◆ **TASK STATEMENT**: The records below are to be copied word for word, with every picture left out.

─── EXTRACTED ENTRIES ───

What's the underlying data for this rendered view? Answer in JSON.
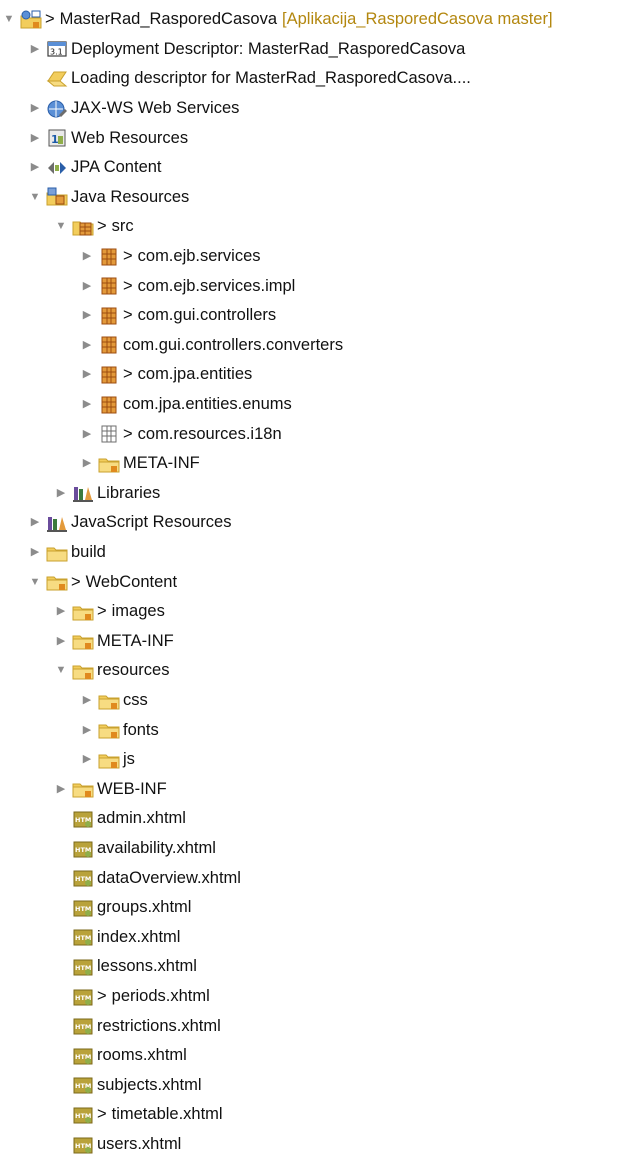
{
  "tree": {
    "rows": [
      {
        "depth": 0,
        "expander": "expanded",
        "icon": "project-icon",
        "dirty": true,
        "label": "MasterRad_RasporedCasova",
        "decoration": "[Aplikacija_RasporedCasova master]"
      },
      {
        "depth": 1,
        "expander": "collapsed",
        "icon": "deployment-descriptor-icon",
        "dirty": false,
        "label": "Deployment Descriptor: MasterRad_RasporedCasova"
      },
      {
        "depth": 1,
        "expander": "none",
        "icon": "loading-icon",
        "dirty": false,
        "label": "Loading descriptor for MasterRad_RasporedCasova...."
      },
      {
        "depth": 1,
        "expander": "collapsed",
        "icon": "web-services-icon",
        "dirty": false,
        "label": "JAX-WS Web Services"
      },
      {
        "depth": 1,
        "expander": "collapsed",
        "icon": "web-resources-icon",
        "dirty": false,
        "label": "Web Resources"
      },
      {
        "depth": 1,
        "expander": "collapsed",
        "icon": "jpa-content-icon",
        "dirty": false,
        "label": "JPA Content"
      },
      {
        "depth": 1,
        "expander": "expanded",
        "icon": "java-resources-icon",
        "dirty": false,
        "label": "Java Resources"
      },
      {
        "depth": 2,
        "expander": "expanded",
        "icon": "source-folder-icon",
        "dirty": true,
        "label": "src"
      },
      {
        "depth": 3,
        "expander": "collapsed",
        "icon": "package-icon",
        "dirty": true,
        "label": "com.ejb.services"
      },
      {
        "depth": 3,
        "expander": "collapsed",
        "icon": "package-icon",
        "dirty": true,
        "label": "com.ejb.services.impl"
      },
      {
        "depth": 3,
        "expander": "collapsed",
        "icon": "package-icon",
        "dirty": true,
        "label": "com.gui.controllers"
      },
      {
        "depth": 3,
        "expander": "collapsed",
        "icon": "package-icon",
        "dirty": false,
        "label": "com.gui.controllers.converters"
      },
      {
        "depth": 3,
        "expander": "collapsed",
        "icon": "package-icon",
        "dirty": true,
        "label": "com.jpa.entities"
      },
      {
        "depth": 3,
        "expander": "collapsed",
        "icon": "package-icon",
        "dirty": false,
        "label": "com.jpa.entities.enums"
      },
      {
        "depth": 3,
        "expander": "collapsed",
        "icon": "empty-package-icon",
        "dirty": true,
        "label": "com.resources.i18n"
      },
      {
        "depth": 3,
        "expander": "collapsed",
        "icon": "folder-icon",
        "dirty": false,
        "label": "META-INF"
      },
      {
        "depth": 2,
        "expander": "collapsed",
        "icon": "libraries-icon",
        "dirty": false,
        "label": "Libraries"
      },
      {
        "depth": 1,
        "expander": "collapsed",
        "icon": "libraries-icon",
        "dirty": false,
        "label": "JavaScript Resources"
      },
      {
        "depth": 1,
        "expander": "collapsed",
        "icon": "plain-folder-icon",
        "dirty": false,
        "label": "build"
      },
      {
        "depth": 1,
        "expander": "expanded",
        "icon": "folder-icon",
        "dirty": true,
        "label": "WebContent"
      },
      {
        "depth": 2,
        "expander": "collapsed",
        "icon": "folder-icon",
        "dirty": true,
        "label": "images"
      },
      {
        "depth": 2,
        "expander": "collapsed",
        "icon": "folder-icon",
        "dirty": false,
        "label": "META-INF"
      },
      {
        "depth": 2,
        "expander": "expanded",
        "icon": "folder-icon",
        "dirty": false,
        "label": "resources"
      },
      {
        "depth": 3,
        "expander": "collapsed",
        "icon": "folder-icon",
        "dirty": false,
        "label": "css"
      },
      {
        "depth": 3,
        "expander": "collapsed",
        "icon": "folder-icon",
        "dirty": false,
        "label": "fonts"
      },
      {
        "depth": 3,
        "expander": "collapsed",
        "icon": "folder-icon",
        "dirty": false,
        "label": "js"
      },
      {
        "depth": 2,
        "expander": "collapsed",
        "icon": "folder-icon",
        "dirty": false,
        "label": "WEB-INF"
      },
      {
        "depth": 2,
        "expander": "none",
        "icon": "xhtml-file-icon",
        "dirty": false,
        "label": "admin.xhtml"
      },
      {
        "depth": 2,
        "expander": "none",
        "icon": "xhtml-file-icon",
        "dirty": false,
        "label": "availability.xhtml"
      },
      {
        "depth": 2,
        "expander": "none",
        "icon": "xhtml-file-icon",
        "dirty": false,
        "label": "dataOverview.xhtml"
      },
      {
        "depth": 2,
        "expander": "none",
        "icon": "xhtml-file-icon",
        "dirty": false,
        "label": "groups.xhtml"
      },
      {
        "depth": 2,
        "expander": "none",
        "icon": "xhtml-file-icon",
        "dirty": false,
        "label": "index.xhtml"
      },
      {
        "depth": 2,
        "expander": "none",
        "icon": "xhtml-file-icon",
        "dirty": false,
        "label": "lessons.xhtml"
      },
      {
        "depth": 2,
        "expander": "none",
        "icon": "xhtml-file-icon",
        "dirty": true,
        "label": "periods.xhtml"
      },
      {
        "depth": 2,
        "expander": "none",
        "icon": "xhtml-file-icon",
        "dirty": false,
        "label": "restrictions.xhtml"
      },
      {
        "depth": 2,
        "expander": "none",
        "icon": "xhtml-file-icon",
        "dirty": false,
        "label": "rooms.xhtml"
      },
      {
        "depth": 2,
        "expander": "none",
        "icon": "xhtml-file-icon",
        "dirty": false,
        "label": "subjects.xhtml"
      },
      {
        "depth": 2,
        "expander": "none",
        "icon": "xhtml-file-icon",
        "dirty": true,
        "label": "timetable.xhtml"
      },
      {
        "depth": 2,
        "expander": "none",
        "icon": "xhtml-file-icon",
        "dirty": false,
        "label": "users.xhtml"
      }
    ],
    "dirty_marker": ">",
    "expanded_glyph": "▼",
    "collapsed_glyph": "▶",
    "colors": {
      "decoration": "#b3870f",
      "twisty": "#8c8c8c",
      "folder": "#f2cd5c",
      "package": "#b5651d"
    }
  }
}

───

◆ **EXERCISE RESULT**:
What's the underlying data for this rendered view? Answer in JSON.
{
  "tree": {
    "rows": [
      {
        "depth": 0,
        "expander": "expanded",
        "icon": "project-icon",
        "dirty": true,
        "label": "MasterRad_RasporedCasova",
        "decoration": "[Aplikacija_RasporedCasova master]"
      },
      {
        "depth": 1,
        "expander": "collapsed",
        "icon": "deployment-descriptor-icon",
        "dirty": false,
        "label": "Deployment Descriptor: MasterRad_RasporedCasova"
      },
      {
        "depth": 1,
        "expander": "none",
        "icon": "loading-icon",
        "dirty": false,
        "label": "Loading descriptor for MasterRad_RasporedCasova...."
      },
      {
        "depth": 1,
        "expander": "collapsed",
        "icon": "web-services-icon",
        "dirty": false,
        "label": "JAX-WS Web Services"
      },
      {
        "depth": 1,
        "expander": "collapsed",
        "icon": "web-resources-icon",
        "dirty": false,
        "label": "Web Resources"
      },
      {
        "depth": 1,
        "expander": "collapsed",
        "icon": "jpa-content-icon",
        "dirty": false,
        "label": "JPA Content"
      },
      {
        "depth": 1,
        "expander": "expanded",
        "icon": "java-resources-icon",
        "dirty": false,
        "label": "Java Resources"
      },
      {
        "depth": 2,
        "expander": "expanded",
        "icon": "source-folder-icon",
        "dirty": true,
        "label": "src"
      },
      {
        "depth": 3,
        "expander": "collapsed",
        "icon": "package-icon",
        "dirty": true,
        "label": "com.ejb.services"
      },
      {
        "depth": 3,
        "expander": "collapsed",
        "icon": "package-icon",
        "dirty": true,
        "label": "com.ejb.services.impl"
      },
      {
        "depth": 3,
        "expander": "collapsed",
        "icon": "package-icon",
        "dirty": true,
        "label": "com.gui.controllers"
      },
      {
        "depth": 3,
        "expander": "collapsed",
        "icon": "package-icon",
        "dirty": false,
        "label": "com.gui.controllers.converters"
      },
      {
        "depth": 3,
        "expander": "collapsed",
        "icon": "package-icon",
        "dirty": true,
        "label": "com.jpa.entities"
      },
      {
        "depth": 3,
        "expander": "collapsed",
        "icon": "package-icon",
        "dirty": false,
        "label": "com.jpa.entities.enums"
      },
      {
        "depth": 3,
        "expander": "collapsed",
        "icon": "empty-package-icon",
        "dirty": true,
        "label": "com.resources.i18n"
      },
      {
        "depth": 3,
        "expander": "collapsed",
        "icon": "folder-icon",
        "dirty": false,
        "label": "META-INF"
      },
      {
        "depth": 2,
        "expander": "collapsed",
        "icon": "libraries-icon",
        "dirty": false,
        "label": "Libraries"
      },
      {
        "depth": 1,
        "expander": "collapsed",
        "icon": "libraries-icon",
        "dirty": false,
        "label": "JavaScript Resources"
      },
      {
        "depth": 1,
        "expander": "collapsed",
        "icon": "plain-folder-icon",
        "dirty": false,
        "label": "build"
      },
      {
        "depth": 1,
        "expander": "expanded",
        "icon": "folder-icon",
        "dirty": true,
        "label": "WebContent"
      },
      {
        "depth": 2,
        "expander": "collapsed",
        "icon": "folder-icon",
        "dirty": true,
        "label": "images"
      },
      {
        "depth": 2,
        "expander": "collapsed",
        "icon": "folder-icon",
        "dirty": false,
        "label": "META-INF"
      },
      {
        "depth": 2,
        "expander": "expanded",
        "icon": "folder-icon",
        "dirty": false,
        "label": "resources"
      },
      {
        "depth": 3,
        "expander": "collapsed",
        "icon": "folder-icon",
        "dirty": false,
        "label": "css"
      },
      {
        "depth": 3,
        "expander": "collapsed",
        "icon": "folder-icon",
        "dirty": false,
        "label": "fonts"
      },
      {
        "depth": 3,
        "expander": "collapsed",
        "icon": "folder-icon",
        "dirty": false,
        "label": "js"
      },
      {
        "depth": 2,
        "expander": "collapsed",
        "icon": "folder-icon",
        "dirty": false,
        "label": "WEB-INF"
      },
      {
        "depth": 2,
        "expander": "none",
        "icon": "xhtml-file-icon",
        "dirty": false,
        "label": "admin.xhtml"
      },
      {
        "depth": 2,
        "expander": "none",
        "icon": "xhtml-file-icon",
        "dirty": false,
        "label": "availability.xhtml"
      },
      {
        "depth": 2,
        "expander": "none",
        "icon": "xhtml-file-icon",
        "dirty": false,
        "label": "dataOverview.xhtml"
      },
      {
        "depth": 2,
        "expander": "none",
        "icon": "xhtml-file-icon",
        "dirty": false,
        "label": "groups.xhtml"
      },
      {
        "depth": 2,
        "expander": "none",
        "icon": "xhtml-file-icon",
        "dirty": false,
        "label": "index.xhtml"
      },
      {
        "depth": 2,
        "expander": "none",
        "icon": "xhtml-file-icon",
        "dirty": false,
        "label": "lessons.xhtml"
      },
      {
        "depth": 2,
        "expander": "none",
        "icon": "xhtml-file-icon",
        "dirty": true,
        "label": "periods.xhtml"
      },
      {
        "depth": 2,
        "expander": "none",
        "icon": "xhtml-file-icon",
        "dirty": false,
        "label": "restrictions.xhtml"
      },
      {
        "depth": 2,
        "expander": "none",
        "icon": "xhtml-file-icon",
        "dirty": false,
        "label": "rooms.xhtml"
      },
      {
        "depth": 2,
        "expander": "none",
        "icon": "xhtml-file-icon",
        "dirty": false,
        "label": "subjects.xhtml"
      },
      {
        "depth": 2,
        "expander": "none",
        "icon": "xhtml-file-icon",
        "dirty": true,
        "label": "timetable.xhtml"
      },
      {
        "depth": 2,
        "expander": "none",
        "icon": "xhtml-file-icon",
        "dirty": false,
        "label": "users.xhtml"
      }
    ],
    "dirty_marker": ">",
    "expanded_glyph": "▼",
    "collapsed_glyph": "▶",
    "colors": {
      "decoration": "#b3870f",
      "twisty": "#8c8c8c",
      "folder": "#f2cd5c",
      "package": "#b5651d"
    }
  }
}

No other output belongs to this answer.